§ WORK INSTRUCTIONS: Find each line holding "Circuit" and copy it out.

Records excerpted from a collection

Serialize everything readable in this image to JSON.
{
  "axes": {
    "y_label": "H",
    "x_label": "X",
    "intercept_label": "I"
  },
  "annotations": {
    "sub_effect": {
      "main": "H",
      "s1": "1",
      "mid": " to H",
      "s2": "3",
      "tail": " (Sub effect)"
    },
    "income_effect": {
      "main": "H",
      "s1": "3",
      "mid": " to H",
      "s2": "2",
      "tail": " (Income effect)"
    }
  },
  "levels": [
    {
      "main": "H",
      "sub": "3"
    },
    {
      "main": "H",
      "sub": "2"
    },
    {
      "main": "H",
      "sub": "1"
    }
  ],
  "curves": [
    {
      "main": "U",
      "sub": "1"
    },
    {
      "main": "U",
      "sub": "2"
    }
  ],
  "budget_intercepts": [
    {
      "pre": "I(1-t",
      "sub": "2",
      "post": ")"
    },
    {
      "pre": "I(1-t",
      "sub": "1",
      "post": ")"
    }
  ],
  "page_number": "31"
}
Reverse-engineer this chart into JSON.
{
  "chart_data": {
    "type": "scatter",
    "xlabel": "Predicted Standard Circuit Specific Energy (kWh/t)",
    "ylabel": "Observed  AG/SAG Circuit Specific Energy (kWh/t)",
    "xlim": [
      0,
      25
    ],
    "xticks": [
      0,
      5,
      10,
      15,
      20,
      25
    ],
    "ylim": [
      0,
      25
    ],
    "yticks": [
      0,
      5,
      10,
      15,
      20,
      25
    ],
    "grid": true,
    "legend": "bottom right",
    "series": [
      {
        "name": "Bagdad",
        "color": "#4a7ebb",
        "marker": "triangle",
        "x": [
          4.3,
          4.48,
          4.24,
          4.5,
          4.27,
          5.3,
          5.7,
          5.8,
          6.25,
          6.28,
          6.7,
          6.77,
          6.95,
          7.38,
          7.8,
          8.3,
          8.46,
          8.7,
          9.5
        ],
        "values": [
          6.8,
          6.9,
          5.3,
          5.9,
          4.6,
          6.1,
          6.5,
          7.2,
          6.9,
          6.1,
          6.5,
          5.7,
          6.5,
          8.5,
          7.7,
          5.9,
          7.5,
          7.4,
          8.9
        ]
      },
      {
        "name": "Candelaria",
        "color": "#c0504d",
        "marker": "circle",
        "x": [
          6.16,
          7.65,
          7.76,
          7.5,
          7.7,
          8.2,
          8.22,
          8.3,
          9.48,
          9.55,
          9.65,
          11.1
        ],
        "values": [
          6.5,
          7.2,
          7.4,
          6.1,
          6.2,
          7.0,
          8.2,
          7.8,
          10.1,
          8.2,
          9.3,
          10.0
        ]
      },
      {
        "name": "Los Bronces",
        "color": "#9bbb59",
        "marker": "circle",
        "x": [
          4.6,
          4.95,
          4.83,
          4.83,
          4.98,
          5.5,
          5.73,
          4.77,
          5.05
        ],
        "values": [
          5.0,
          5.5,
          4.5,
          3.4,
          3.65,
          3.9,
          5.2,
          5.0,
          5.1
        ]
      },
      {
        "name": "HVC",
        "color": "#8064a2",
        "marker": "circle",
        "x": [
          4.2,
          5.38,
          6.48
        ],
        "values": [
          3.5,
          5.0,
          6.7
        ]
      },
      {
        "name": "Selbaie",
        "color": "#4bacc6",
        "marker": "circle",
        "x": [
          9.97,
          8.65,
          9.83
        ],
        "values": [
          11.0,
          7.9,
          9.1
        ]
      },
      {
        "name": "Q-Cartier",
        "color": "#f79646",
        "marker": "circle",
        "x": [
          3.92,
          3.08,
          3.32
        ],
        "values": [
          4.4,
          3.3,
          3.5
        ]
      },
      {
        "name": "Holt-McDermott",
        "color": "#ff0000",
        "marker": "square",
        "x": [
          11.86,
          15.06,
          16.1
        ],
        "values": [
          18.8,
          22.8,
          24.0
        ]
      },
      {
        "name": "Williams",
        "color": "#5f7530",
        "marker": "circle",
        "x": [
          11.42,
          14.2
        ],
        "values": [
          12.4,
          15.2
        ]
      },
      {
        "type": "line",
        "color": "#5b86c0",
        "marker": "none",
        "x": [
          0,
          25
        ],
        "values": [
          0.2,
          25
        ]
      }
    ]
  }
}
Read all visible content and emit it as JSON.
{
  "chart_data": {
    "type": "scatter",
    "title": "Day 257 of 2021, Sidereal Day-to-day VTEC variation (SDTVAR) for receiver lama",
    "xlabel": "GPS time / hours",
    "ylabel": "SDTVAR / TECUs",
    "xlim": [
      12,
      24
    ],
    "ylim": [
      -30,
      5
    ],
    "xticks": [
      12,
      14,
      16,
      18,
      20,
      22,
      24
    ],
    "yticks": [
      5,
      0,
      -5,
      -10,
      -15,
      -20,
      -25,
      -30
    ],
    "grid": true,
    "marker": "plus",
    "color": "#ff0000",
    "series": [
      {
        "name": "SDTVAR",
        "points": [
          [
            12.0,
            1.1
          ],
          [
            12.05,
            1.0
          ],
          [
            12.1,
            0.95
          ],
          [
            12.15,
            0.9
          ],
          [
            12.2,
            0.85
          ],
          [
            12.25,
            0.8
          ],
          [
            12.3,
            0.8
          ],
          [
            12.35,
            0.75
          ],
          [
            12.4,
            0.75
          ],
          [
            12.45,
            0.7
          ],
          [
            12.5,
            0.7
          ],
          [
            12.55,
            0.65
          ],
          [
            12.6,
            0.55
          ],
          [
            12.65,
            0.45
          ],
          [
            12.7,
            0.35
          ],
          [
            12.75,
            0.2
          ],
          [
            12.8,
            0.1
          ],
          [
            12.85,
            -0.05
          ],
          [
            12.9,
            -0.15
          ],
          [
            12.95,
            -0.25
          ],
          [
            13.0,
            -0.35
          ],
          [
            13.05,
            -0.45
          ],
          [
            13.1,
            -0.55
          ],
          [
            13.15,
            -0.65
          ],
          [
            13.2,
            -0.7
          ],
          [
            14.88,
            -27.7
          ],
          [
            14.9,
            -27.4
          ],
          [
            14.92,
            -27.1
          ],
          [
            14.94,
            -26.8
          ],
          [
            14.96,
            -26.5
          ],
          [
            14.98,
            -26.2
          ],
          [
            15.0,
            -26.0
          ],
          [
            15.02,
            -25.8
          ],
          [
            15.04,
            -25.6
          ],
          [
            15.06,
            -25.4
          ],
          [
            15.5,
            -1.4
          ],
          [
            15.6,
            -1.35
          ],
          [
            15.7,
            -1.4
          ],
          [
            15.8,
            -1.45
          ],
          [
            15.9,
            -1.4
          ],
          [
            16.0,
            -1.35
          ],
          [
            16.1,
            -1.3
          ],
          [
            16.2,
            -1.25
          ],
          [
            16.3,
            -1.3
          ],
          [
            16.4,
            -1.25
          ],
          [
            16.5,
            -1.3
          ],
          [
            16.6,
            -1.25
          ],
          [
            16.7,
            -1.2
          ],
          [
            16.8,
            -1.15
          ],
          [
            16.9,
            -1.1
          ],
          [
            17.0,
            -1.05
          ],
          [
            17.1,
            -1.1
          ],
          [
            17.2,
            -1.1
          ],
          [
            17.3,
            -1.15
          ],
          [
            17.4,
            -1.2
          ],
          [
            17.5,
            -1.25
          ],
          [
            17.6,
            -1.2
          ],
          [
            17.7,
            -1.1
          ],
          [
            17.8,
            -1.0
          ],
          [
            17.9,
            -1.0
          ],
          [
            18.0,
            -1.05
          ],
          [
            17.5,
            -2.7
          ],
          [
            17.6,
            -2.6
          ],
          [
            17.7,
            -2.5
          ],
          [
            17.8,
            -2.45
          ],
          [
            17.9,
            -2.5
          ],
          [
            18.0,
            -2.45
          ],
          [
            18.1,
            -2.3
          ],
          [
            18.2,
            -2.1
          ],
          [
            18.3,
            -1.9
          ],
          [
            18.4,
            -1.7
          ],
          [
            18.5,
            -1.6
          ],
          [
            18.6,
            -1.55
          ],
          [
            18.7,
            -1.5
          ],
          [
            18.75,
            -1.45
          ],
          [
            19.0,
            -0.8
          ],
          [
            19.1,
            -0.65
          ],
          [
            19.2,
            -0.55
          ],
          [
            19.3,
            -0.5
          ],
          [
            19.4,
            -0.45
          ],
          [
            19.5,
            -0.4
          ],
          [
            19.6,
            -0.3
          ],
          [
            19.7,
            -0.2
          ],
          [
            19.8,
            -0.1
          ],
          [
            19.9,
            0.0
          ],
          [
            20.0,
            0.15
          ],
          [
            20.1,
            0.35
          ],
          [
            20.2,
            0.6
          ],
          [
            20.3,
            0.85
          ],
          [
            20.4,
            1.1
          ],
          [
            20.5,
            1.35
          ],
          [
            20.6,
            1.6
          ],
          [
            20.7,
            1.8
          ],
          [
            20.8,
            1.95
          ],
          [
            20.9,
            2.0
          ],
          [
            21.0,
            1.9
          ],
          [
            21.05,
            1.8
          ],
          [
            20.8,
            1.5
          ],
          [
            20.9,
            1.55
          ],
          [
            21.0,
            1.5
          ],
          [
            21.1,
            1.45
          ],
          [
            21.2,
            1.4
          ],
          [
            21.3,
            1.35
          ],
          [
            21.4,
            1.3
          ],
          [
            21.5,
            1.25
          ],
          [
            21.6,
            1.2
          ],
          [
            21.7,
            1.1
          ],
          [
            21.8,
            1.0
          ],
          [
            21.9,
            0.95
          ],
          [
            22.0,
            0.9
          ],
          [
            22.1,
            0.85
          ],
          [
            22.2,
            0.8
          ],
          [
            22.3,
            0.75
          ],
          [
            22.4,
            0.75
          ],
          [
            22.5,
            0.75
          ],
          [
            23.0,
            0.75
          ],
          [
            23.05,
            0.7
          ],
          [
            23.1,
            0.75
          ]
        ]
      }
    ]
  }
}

§ EXPECTED OUTPUT:
    "xlabel": "Predicted Standard Circuit Specific Energy (kWh/t)",
    "ylabel": "Observed  AG/SAG Circuit Specific Energy (kWh/t)",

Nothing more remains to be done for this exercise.